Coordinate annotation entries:
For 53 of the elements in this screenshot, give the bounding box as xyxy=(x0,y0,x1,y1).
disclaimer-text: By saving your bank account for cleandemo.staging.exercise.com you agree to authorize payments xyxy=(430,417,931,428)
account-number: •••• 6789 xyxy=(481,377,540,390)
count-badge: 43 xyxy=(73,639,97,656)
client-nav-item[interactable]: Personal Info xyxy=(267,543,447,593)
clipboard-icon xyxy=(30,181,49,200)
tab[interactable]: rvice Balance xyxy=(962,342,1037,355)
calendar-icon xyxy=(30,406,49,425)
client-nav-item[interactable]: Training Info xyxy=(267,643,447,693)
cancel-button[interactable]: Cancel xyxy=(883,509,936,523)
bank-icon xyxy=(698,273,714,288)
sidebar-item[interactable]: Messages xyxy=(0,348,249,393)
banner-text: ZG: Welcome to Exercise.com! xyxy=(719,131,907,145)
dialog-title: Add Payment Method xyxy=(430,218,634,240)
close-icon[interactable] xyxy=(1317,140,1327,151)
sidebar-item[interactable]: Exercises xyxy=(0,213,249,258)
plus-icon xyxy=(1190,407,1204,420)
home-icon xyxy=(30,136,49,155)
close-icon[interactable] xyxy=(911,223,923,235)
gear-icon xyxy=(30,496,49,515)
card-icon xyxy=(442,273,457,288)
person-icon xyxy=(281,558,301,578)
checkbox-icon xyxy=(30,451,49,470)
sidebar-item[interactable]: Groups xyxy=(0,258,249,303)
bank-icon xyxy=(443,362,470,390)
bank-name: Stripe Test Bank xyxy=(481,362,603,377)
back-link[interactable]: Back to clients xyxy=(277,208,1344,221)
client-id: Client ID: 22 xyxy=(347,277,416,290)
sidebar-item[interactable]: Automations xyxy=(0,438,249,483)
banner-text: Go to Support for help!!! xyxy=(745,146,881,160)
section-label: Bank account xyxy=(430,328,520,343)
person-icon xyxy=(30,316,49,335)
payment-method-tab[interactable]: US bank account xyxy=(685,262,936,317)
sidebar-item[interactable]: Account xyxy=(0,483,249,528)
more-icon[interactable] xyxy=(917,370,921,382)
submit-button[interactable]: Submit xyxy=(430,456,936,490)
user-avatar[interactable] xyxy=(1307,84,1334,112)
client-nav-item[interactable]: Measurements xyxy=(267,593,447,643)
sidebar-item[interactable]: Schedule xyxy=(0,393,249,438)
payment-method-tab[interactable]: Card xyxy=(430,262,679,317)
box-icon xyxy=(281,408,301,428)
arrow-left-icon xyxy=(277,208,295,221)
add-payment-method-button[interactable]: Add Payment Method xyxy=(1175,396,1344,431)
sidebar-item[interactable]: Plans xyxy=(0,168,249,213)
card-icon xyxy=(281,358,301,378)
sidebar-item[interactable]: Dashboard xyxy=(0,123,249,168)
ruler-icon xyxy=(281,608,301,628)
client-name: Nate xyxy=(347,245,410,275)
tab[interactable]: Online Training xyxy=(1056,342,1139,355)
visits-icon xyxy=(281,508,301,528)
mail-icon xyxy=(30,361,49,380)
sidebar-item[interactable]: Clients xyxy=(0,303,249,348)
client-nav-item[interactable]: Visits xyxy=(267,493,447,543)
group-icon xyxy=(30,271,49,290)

— Task to complete —
Print every line of the entries above again, unchanged.

— Solution to this task —
For 53 of the elements in this screenshot, give the bounding box as xyxy=(x0,y0,x1,y1).
disclaimer-text: By saving your bank account for cleandemo.staging.exercise.com you agree to authorize payments xyxy=(430,417,931,428)
account-number: •••• 6789 xyxy=(481,377,540,390)
count-badge: 43 xyxy=(73,639,97,656)
client-nav-item[interactable]: Personal Info xyxy=(267,543,447,593)
clipboard-icon xyxy=(30,181,49,200)
tab[interactable]: rvice Balance xyxy=(962,342,1037,355)
calendar-icon xyxy=(30,406,49,425)
client-nav-item[interactable]: Training Info xyxy=(267,643,447,693)
cancel-button[interactable]: Cancel xyxy=(883,509,936,523)
bank-icon xyxy=(698,273,714,288)
sidebar-item[interactable]: Messages xyxy=(0,348,249,393)
banner-text: ZG: Welcome to Exercise.com! xyxy=(719,131,907,145)
dialog-title: Add Payment Method xyxy=(430,218,634,240)
close-icon[interactable] xyxy=(1317,140,1327,151)
sidebar-item[interactable]: Exercises xyxy=(0,213,249,258)
plus-icon xyxy=(1190,407,1204,420)
home-icon xyxy=(30,136,49,155)
close-icon[interactable] xyxy=(911,223,923,235)
gear-icon xyxy=(30,496,49,515)
card-icon xyxy=(442,273,457,288)
person-icon xyxy=(281,558,301,578)
checkbox-icon xyxy=(30,451,49,470)
sidebar-item[interactable]: Groups xyxy=(0,258,249,303)
bank-icon xyxy=(443,362,470,390)
bank-name: Stripe Test Bank xyxy=(481,362,603,377)
back-link[interactable]: Back to clients xyxy=(277,208,1344,221)
client-id: Client ID: 22 xyxy=(347,277,416,290)
sidebar-item[interactable]: Automations xyxy=(0,438,249,483)
banner-text: Go to Support for help!!! xyxy=(745,146,881,160)
section-label: Bank account xyxy=(430,328,520,343)
person-icon xyxy=(30,316,49,335)
payment-method-tab[interactable]: US bank account xyxy=(685,262,936,317)
sidebar-item[interactable]: Account xyxy=(0,483,249,528)
more-icon[interactable] xyxy=(917,370,921,382)
submit-button[interactable]: Submit xyxy=(430,456,936,490)
user-avatar[interactable] xyxy=(1307,84,1334,112)
client-nav-item[interactable]: Measurements xyxy=(267,593,447,643)
sidebar-item[interactable]: Schedule xyxy=(0,393,249,438)
payment-method-tab[interactable]: Card xyxy=(430,262,679,317)
box-icon xyxy=(281,408,301,428)
arrow-left-icon xyxy=(277,208,295,221)
add-payment-method-button[interactable]: Add Payment Method xyxy=(1175,396,1344,431)
sidebar-item[interactable]: Plans xyxy=(0,168,249,213)
card-icon xyxy=(281,358,301,378)
sidebar-item[interactable]: Dashboard xyxy=(0,123,249,168)
ruler-icon xyxy=(281,608,301,628)
client-name: Nate xyxy=(347,245,410,275)
tab[interactable]: Online Training xyxy=(1056,342,1139,355)
visits-icon xyxy=(281,508,301,528)
mail-icon xyxy=(30,361,49,380)
sidebar-item[interactable]: Clients xyxy=(0,303,249,348)
client-nav-item[interactable]: Visits xyxy=(267,493,447,543)
group-icon xyxy=(30,271,49,290)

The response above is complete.